## Goal:
Reply only with how many lines contain the word "Acetyl".

▼

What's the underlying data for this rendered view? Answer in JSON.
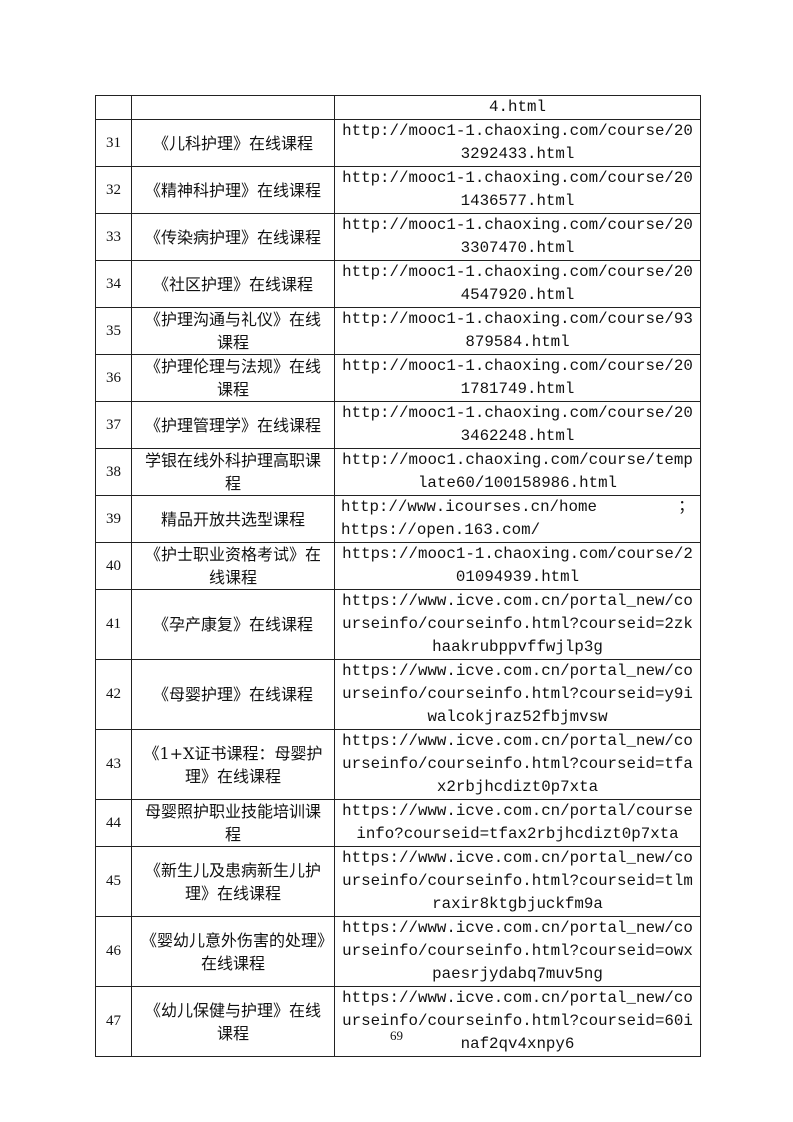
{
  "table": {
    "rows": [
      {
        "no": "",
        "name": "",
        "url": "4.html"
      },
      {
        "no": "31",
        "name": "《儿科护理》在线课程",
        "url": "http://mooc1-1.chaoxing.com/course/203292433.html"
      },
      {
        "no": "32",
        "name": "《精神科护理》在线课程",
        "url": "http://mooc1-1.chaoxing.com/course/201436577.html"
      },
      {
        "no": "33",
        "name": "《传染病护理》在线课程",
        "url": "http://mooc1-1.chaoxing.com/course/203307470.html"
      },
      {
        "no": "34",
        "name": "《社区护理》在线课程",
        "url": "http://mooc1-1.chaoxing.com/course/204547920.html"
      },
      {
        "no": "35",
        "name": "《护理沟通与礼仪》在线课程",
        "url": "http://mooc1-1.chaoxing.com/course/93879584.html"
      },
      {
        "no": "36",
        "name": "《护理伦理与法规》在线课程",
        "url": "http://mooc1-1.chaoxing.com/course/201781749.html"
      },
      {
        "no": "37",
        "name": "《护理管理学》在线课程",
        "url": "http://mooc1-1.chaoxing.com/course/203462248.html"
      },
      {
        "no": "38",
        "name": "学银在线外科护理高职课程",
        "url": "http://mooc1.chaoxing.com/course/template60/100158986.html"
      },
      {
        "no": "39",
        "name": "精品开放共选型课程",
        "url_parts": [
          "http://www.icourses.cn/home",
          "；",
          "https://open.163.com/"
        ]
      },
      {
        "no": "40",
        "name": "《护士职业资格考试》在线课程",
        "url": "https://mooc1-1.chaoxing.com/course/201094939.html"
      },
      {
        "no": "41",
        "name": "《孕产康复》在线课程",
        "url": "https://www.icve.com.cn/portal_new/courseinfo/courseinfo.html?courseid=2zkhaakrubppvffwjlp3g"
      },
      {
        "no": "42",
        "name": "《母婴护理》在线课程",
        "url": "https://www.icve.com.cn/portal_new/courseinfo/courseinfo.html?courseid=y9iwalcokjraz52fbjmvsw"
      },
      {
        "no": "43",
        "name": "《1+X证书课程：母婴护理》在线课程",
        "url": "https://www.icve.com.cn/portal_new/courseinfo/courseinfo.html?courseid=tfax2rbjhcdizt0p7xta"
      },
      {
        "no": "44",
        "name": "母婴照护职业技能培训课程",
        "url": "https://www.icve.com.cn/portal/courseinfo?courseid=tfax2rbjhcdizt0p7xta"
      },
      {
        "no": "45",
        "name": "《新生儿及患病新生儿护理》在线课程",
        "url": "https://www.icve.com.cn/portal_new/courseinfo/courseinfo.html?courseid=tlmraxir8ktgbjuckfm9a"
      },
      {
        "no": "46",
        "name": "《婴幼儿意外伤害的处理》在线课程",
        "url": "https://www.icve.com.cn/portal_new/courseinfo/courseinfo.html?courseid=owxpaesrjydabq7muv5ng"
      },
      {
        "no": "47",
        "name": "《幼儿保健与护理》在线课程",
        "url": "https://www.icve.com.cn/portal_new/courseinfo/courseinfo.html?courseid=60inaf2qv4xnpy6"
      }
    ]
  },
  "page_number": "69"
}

▲
▼

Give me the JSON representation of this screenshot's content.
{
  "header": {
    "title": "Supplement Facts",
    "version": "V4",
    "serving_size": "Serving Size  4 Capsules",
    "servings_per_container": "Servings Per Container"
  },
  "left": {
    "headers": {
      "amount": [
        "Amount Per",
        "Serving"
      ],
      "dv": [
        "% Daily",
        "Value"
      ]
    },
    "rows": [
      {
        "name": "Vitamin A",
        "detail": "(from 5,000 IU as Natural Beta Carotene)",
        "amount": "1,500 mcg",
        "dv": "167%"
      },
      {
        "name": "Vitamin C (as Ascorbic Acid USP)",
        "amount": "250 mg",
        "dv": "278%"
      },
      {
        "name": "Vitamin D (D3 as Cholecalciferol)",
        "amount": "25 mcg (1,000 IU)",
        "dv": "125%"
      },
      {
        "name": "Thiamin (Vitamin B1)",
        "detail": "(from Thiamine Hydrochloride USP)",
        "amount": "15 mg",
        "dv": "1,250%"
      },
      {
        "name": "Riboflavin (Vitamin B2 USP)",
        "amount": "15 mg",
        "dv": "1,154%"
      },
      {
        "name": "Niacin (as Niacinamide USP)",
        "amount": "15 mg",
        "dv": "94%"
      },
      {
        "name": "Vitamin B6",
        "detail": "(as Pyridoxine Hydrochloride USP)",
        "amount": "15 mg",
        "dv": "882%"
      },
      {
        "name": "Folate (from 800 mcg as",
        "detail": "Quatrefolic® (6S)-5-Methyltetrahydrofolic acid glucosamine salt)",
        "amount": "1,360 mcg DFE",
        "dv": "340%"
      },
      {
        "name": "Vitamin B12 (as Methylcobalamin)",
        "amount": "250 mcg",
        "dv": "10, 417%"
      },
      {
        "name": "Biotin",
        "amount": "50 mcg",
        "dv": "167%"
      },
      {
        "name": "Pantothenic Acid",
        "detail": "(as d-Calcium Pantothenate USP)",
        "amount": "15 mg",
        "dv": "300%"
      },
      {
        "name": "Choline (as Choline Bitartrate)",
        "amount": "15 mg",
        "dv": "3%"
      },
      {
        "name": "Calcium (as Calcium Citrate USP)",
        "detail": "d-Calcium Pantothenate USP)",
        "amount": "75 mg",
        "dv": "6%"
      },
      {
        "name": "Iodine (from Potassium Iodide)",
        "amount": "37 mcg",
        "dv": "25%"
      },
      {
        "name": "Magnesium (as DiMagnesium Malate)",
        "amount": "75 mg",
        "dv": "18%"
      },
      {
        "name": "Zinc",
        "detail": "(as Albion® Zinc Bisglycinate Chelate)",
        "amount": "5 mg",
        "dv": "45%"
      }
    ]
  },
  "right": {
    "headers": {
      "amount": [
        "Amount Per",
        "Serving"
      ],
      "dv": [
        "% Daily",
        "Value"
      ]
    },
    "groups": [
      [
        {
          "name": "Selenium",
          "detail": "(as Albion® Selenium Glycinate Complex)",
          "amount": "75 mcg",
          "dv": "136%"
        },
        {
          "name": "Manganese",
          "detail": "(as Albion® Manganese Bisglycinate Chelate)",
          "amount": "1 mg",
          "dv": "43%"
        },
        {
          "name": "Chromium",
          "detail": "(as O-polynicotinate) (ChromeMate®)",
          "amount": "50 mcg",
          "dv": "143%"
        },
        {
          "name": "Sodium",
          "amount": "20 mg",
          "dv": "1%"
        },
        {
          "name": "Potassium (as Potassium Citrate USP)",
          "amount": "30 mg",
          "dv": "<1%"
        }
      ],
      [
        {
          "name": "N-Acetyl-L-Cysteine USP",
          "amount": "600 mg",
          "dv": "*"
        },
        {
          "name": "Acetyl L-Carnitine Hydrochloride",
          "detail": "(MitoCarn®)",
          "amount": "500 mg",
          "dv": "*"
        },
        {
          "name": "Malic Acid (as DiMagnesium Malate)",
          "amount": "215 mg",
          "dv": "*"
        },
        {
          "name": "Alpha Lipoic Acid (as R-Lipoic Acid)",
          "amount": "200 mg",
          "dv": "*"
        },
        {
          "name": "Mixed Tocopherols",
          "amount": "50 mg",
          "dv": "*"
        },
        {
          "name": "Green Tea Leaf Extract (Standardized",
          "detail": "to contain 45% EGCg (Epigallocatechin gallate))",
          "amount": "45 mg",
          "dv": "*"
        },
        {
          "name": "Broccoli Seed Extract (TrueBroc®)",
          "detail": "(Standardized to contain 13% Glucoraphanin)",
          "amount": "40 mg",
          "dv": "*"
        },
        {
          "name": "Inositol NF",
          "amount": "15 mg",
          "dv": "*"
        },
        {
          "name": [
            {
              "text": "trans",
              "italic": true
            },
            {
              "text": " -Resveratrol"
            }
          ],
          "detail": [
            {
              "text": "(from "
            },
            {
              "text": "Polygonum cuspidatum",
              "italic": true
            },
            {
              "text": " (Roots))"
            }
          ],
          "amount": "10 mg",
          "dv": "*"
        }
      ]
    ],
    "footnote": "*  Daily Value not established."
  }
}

▲

## Response below:
2